-- Start Extracted entries --

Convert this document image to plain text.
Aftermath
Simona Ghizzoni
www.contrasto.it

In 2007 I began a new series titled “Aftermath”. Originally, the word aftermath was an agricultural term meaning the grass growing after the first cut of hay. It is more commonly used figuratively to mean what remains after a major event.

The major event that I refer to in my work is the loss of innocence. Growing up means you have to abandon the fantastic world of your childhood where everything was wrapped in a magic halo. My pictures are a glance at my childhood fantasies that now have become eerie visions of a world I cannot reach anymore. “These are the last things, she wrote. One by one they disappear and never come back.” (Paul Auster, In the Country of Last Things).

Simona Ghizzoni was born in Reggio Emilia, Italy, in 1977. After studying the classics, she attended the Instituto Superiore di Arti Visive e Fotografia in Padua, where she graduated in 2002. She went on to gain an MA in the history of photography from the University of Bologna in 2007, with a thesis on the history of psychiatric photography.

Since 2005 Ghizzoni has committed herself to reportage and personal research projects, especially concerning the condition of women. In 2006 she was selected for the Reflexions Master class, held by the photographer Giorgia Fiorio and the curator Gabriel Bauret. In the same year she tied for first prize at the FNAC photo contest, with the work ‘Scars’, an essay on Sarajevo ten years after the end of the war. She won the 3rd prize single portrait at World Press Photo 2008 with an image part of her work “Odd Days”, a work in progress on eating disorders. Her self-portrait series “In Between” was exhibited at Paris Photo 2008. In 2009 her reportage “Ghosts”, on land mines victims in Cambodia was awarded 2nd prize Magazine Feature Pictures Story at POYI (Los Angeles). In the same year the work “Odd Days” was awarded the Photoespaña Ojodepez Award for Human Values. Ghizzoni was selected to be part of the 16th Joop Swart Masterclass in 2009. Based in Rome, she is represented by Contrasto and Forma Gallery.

-- End Extracted entries --

**Short exercise**
Reproduce the records above exactly.

**Worked solution**
Convert this document image to plain text.
Aftermath
Simona Ghizzoni
www.contrasto.it

In 2007 I began a new series titled “Aftermath”. Originally, the word aftermath was an agricultural term meaning the grass growing after the first cut of hay. It is more commonly used figuratively to mean what remains after a major event.

The major event that I refer to in my work is the loss of innocence. Growing up means you have to abandon the fantastic world of your childhood where everything was wrapped in a magic halo. My pictures are a glance at my childhood fantasies that now have become eerie visions of a world I cannot reach anymore. “These are the last things, she wrote. One by one they disappear and never come back.” (Paul Auster, In the Country of Last Things).

Simona Ghizzoni was born in Reggio Emilia, Italy, in 1977. After studying the classics, she attended the Instituto Superiore di Arti Visive e Fotografia in Padua, where she graduated in 2002. She went on to gain an MA in the history of photography from the University of Bologna in 2007, with a thesis on the history of psychiatric photography.

Since 2005 Ghizzoni has committed herself to reportage and personal research projects, especially concerning the condition of women. In 2006 she was selected for the Reflexions Master class, held by the photographer Giorgia Fiorio and the curator Gabriel Bauret. In the same year she tied for first prize at the FNAC photo contest, with the work ‘Scars’, an essay on Sarajevo ten years after the end of the war. She won the 3rd prize single portrait at World Press Photo 2008 with an image part of her work “Odd Days”, a work in progress on eating disorders. Her self-portrait series “In Between” was exhibited at Paris Photo 2008. In 2009 her reportage “Ghosts”, on land mines victims in Cambodia was awarded 2nd prize Magazine Feature Pictures Story at POYI (Los Angeles). In the same year the work “Odd Days” was awarded the Photoespaña Ojodepez Award for Human Values. Ghizzoni was selected to be part of the 16th Joop Swart Masterclass in 2009. Based in Rome, she is represented by Contrasto and Forma Gallery.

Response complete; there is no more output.